▸ **GIVEN EXERCISE**
Omit all images. Transcribe the rest of the material below exactly.

[Data records]
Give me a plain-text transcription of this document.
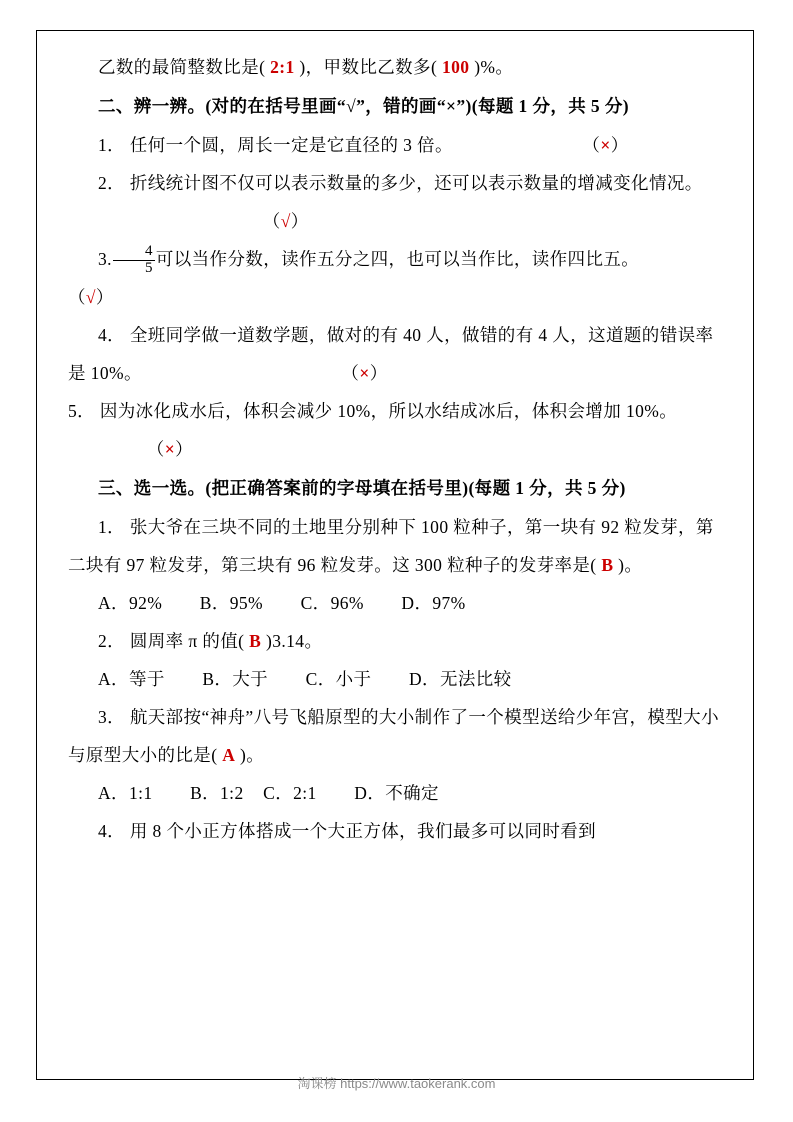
乙数的最简整数比是( 2:1 )，甲数比乙数多( 100 )%。
二、辨一辨。(对的在括号里画“√”，错的画“×”)(每题 1 分，共 5 分)
1． 任何一个圆，周长一定是它直径的 3 倍。	（×）
2． 折线统计图不仅可以表示数量的多少，还可以表示数量的增减变化情况。  （√）
3. $\frac{4}{5}$ 可以当作分数，读作五分之四，也可以当作比，读作四比五。
（√）
4． 全班同学做一道数学题，做对的有 40 人，做错的有 4 人，这道题的错误率是 10%。	（×）
5． 因为冰化成水后，体积会减少 10%，所以水结成冰后，体积会增加 10%。  （×）
三、选一选。(把正确答案前的字母填在括号里)(每题 1 分，共 5 分)
1． 张大爷在三块不同的土地里分别种下 100 粒种子，第一块有 92 粒发芽，第二块有 97 粒发芽，第三块有 96 粒发芽。这 300 粒种子的发芽率是( B )。
A．92% B．95% C．96% D．97%
2． 圆周率 π 的值( B )3.14。
A．等于 B．大于 C．小于 D．无法比较
3． 航天部按“神舟”八号飞船原型的大小制作了一个模型送给少年宫，模型大小与原型大小的比是( A )。
A．1:1 B．1:2 C．2:1 D．不确定
4． 用 8 个小正方体搭成一个大正方体，我们最多可以同时看到
淘课榜 https://www.taokerank.com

▸ **ANSWER TO THIS TASK**
Give me a plain-text transcription of this document.
乙数的最简整数比是( 2:1 )，甲数比乙数多( 100 )%。
二、辨一辨。(对的在括号里画“√”，错的画“×”)(每题 1 分，共 5 分)
1． 任何一个圆，周长一定是它直径的 3 倍。	（×）
2． 折线统计图不仅可以表示数量的多少，还可以表示数量的增减变化情况。  （√）
3. $\frac{4}{5}$ 可以当作分数，读作五分之四，也可以当作比，读作四比五。
（√）
4． 全班同学做一道数学题，做对的有 40 人，做错的有 4 人，这道题的错误率是 10%。	（×）
5． 因为冰化成水后，体积会减少 10%，所以水结成冰后，体积会增加 10%。  （×）
三、选一选。(把正确答案前的字母填在括号里)(每题 1 分，共 5 分)
1． 张大爷在三块不同的土地里分别种下 100 粒种子，第一块有 92 粒发芽，第二块有 97 粒发芽，第三块有 96 粒发芽。这 300 粒种子的发芽率是( B )。
A．92% B．95% C．96% D．97%
2． 圆周率 π 的值( B )3.14。
A．等于 B．大于 C．小于 D．无法比较
3． 航天部按“神舟”八号飞船原型的大小制作了一个模型送给少年宫，模型大小与原型大小的比是( A )。
A．1:1 B．1:2 C．2:1 D．不确定
4． 用 8 个小正方体搭成一个大正方体，我们最多可以同时看到
淘课榜 https://www.taokerank.com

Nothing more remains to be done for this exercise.